Objective → Reproduce each of the items below word for word.

Records provided →
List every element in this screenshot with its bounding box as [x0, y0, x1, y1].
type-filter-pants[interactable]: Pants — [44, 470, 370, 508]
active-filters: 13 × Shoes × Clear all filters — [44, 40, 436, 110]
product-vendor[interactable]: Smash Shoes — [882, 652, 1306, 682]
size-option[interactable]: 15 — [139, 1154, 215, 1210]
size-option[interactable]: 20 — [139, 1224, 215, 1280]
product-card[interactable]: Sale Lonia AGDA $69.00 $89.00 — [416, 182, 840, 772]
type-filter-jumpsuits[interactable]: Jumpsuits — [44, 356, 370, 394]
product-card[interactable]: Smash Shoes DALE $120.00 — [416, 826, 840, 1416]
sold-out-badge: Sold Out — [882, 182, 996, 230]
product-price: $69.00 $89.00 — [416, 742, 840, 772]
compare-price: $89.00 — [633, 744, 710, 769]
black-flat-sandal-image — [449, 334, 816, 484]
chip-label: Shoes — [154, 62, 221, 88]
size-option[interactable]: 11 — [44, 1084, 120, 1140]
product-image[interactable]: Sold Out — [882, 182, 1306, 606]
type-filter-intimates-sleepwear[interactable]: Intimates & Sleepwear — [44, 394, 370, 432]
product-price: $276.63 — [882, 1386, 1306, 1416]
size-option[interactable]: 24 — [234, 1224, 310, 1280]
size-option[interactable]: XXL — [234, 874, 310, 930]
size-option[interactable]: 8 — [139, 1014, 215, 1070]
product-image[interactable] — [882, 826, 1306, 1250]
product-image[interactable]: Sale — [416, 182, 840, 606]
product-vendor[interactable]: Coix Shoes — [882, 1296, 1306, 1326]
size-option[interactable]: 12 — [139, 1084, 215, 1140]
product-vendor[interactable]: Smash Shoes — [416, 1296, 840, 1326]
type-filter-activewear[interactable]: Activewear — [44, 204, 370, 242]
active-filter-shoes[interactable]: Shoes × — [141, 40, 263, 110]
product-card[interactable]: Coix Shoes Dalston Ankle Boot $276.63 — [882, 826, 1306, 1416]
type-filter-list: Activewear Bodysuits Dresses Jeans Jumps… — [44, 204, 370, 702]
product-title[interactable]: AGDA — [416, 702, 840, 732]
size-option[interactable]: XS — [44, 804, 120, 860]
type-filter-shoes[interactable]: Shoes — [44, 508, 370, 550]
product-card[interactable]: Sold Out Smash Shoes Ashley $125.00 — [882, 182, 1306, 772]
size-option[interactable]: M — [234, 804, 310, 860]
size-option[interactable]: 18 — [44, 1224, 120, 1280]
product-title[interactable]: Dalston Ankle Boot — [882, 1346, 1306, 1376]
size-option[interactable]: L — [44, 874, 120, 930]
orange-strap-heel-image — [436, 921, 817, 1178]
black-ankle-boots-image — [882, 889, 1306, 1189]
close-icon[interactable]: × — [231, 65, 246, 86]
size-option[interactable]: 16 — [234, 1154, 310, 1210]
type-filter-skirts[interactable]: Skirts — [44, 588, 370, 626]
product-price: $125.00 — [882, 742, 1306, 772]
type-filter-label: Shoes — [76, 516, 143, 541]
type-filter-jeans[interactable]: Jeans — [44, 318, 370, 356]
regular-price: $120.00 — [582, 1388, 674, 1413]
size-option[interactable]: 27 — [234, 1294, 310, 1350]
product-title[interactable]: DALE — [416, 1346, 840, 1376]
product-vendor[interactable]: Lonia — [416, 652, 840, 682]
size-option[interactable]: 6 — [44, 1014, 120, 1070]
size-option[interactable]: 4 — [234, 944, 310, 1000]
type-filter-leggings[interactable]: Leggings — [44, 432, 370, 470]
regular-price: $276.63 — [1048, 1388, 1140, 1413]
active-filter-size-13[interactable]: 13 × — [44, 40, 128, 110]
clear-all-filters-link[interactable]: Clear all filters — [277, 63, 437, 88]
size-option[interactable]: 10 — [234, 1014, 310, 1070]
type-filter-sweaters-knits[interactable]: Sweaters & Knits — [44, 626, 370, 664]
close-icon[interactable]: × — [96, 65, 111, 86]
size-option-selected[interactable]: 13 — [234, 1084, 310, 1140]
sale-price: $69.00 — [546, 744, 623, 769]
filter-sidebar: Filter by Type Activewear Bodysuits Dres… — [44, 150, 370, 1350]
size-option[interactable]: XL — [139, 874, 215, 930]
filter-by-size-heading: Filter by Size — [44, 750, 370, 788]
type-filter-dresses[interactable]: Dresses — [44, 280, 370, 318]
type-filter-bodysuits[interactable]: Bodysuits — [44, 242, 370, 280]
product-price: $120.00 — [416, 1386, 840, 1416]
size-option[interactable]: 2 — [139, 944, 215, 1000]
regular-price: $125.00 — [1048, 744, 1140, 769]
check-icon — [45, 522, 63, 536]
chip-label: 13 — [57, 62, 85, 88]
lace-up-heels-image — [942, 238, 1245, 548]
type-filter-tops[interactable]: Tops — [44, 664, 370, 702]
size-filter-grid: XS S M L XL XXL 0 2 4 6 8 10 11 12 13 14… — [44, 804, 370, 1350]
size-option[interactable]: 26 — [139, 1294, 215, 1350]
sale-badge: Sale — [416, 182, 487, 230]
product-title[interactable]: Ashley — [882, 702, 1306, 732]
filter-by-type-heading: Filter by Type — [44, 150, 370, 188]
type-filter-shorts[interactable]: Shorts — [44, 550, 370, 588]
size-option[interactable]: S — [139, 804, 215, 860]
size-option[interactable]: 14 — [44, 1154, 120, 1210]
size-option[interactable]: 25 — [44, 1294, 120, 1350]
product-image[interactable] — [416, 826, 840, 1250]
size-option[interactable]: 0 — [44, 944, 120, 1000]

Output of the task →
List every element in this screenshot with its bounding box as [x0, y0, x1, y1].
type-filter-pants[interactable]: Pants — [44, 470, 370, 508]
active-filters: 13 × Shoes × Clear all filters — [44, 40, 436, 110]
product-vendor[interactable]: Smash Shoes — [882, 652, 1306, 682]
size-option[interactable]: 15 — [139, 1154, 215, 1210]
size-option[interactable]: 20 — [139, 1224, 215, 1280]
product-card[interactable]: Sale Lonia AGDA $69.00 $89.00 — [416, 182, 840, 772]
type-filter-jumpsuits[interactable]: Jumpsuits — [44, 356, 370, 394]
product-card[interactable]: Smash Shoes DALE $120.00 — [416, 826, 840, 1416]
sold-out-badge: Sold Out — [882, 182, 996, 230]
product-price: $69.00 $89.00 — [416, 742, 840, 772]
compare-price: $89.00 — [633, 744, 710, 769]
black-flat-sandal-image — [449, 334, 816, 484]
chip-label: Shoes — [154, 62, 221, 88]
size-option[interactable]: 11 — [44, 1084, 120, 1140]
product-image[interactable]: Sold Out — [882, 182, 1306, 606]
type-filter-intimates-sleepwear[interactable]: Intimates & Sleepwear — [44, 394, 370, 432]
product-price: $276.63 — [882, 1386, 1306, 1416]
size-option[interactable]: 24 — [234, 1224, 310, 1280]
size-option[interactable]: XXL — [234, 874, 310, 930]
size-option[interactable]: 8 — [139, 1014, 215, 1070]
product-image[interactable] — [882, 826, 1306, 1250]
product-image[interactable]: Sale — [416, 182, 840, 606]
product-vendor[interactable]: Coix Shoes — [882, 1296, 1306, 1326]
size-option[interactable]: 12 — [139, 1084, 215, 1140]
product-vendor[interactable]: Smash Shoes — [416, 1296, 840, 1326]
type-filter-activewear[interactable]: Activewear — [44, 204, 370, 242]
active-filter-shoes[interactable]: Shoes × — [141, 40, 263, 110]
product-card[interactable]: Coix Shoes Dalston Ankle Boot $276.63 — [882, 826, 1306, 1416]
type-filter-list: Activewear Bodysuits Dresses Jeans Jumps… — [44, 204, 370, 702]
product-title[interactable]: AGDA — [416, 702, 840, 732]
size-option[interactable]: XS — [44, 804, 120, 860]
type-filter-shoes[interactable]: Shoes — [44, 508, 370, 550]
product-card[interactable]: Sold Out Smash Shoes Ashley $125.00 — [882, 182, 1306, 772]
size-option[interactable]: M — [234, 804, 310, 860]
size-option[interactable]: 18 — [44, 1224, 120, 1280]
product-title[interactable]: Dalston Ankle Boot — [882, 1346, 1306, 1376]
size-option[interactable]: L — [44, 874, 120, 930]
orange-strap-heel-image — [436, 921, 817, 1178]
black-ankle-boots-image — [882, 889, 1306, 1189]
close-icon[interactable]: × — [231, 65, 246, 86]
size-option[interactable]: 16 — [234, 1154, 310, 1210]
type-filter-skirts[interactable]: Skirts — [44, 588, 370, 626]
product-price: $125.00 — [882, 742, 1306, 772]
type-filter-label: Shoes — [76, 516, 143, 541]
type-filter-jeans[interactable]: Jeans — [44, 318, 370, 356]
regular-price: $120.00 — [582, 1388, 674, 1413]
size-option[interactable]: 27 — [234, 1294, 310, 1350]
product-title[interactable]: DALE — [416, 1346, 840, 1376]
product-vendor[interactable]: Lonia — [416, 652, 840, 682]
size-option[interactable]: 6 — [44, 1014, 120, 1070]
size-option[interactable]: 4 — [234, 944, 310, 1000]
type-filter-leggings[interactable]: Leggings — [44, 432, 370, 470]
regular-price: $276.63 — [1048, 1388, 1140, 1413]
active-filter-size-13[interactable]: 13 × — [44, 40, 128, 110]
clear-all-filters-link[interactable]: Clear all filters — [277, 63, 437, 88]
size-option[interactable]: 10 — [234, 1014, 310, 1070]
type-filter-sweaters-knits[interactable]: Sweaters & Knits — [44, 626, 370, 664]
close-icon[interactable]: × — [96, 65, 111, 86]
size-option-selected[interactable]: 13 — [234, 1084, 310, 1140]
sale-price: $69.00 — [546, 744, 623, 769]
filter-sidebar: Filter by Type Activewear Bodysuits Dres… — [44, 150, 370, 1350]
size-option[interactable]: XL — [139, 874, 215, 930]
filter-by-size-heading: Filter by Size — [44, 750, 370, 788]
type-filter-dresses[interactable]: Dresses — [44, 280, 370, 318]
type-filter-bodysuits[interactable]: Bodysuits — [44, 242, 370, 280]
product-price: $120.00 — [416, 1386, 840, 1416]
size-option[interactable]: 2 — [139, 944, 215, 1000]
regular-price: $125.00 — [1048, 744, 1140, 769]
check-icon — [45, 522, 63, 536]
chip-label: 13 — [57, 62, 85, 88]
lace-up-heels-image — [942, 238, 1245, 548]
type-filter-tops[interactable]: Tops — [44, 664, 370, 702]
size-filter-grid: XS S M L XL XXL 0 2 4 6 8 10 11 12 13 14… — [44, 804, 370, 1350]
size-option[interactable]: 26 — [139, 1294, 215, 1350]
sale-badge: Sale — [416, 182, 487, 230]
product-title[interactable]: Ashley — [882, 702, 1306, 732]
filter-by-type-heading: Filter by Type — [44, 150, 370, 188]
type-filter-shorts[interactable]: Shorts — [44, 550, 370, 588]
size-option[interactable]: S — [139, 804, 215, 860]
size-option[interactable]: 14 — [44, 1154, 120, 1210]
size-option[interactable]: 25 — [44, 1294, 120, 1350]
product-image[interactable] — [416, 826, 840, 1250]
size-option[interactable]: 0 — [44, 944, 120, 1000]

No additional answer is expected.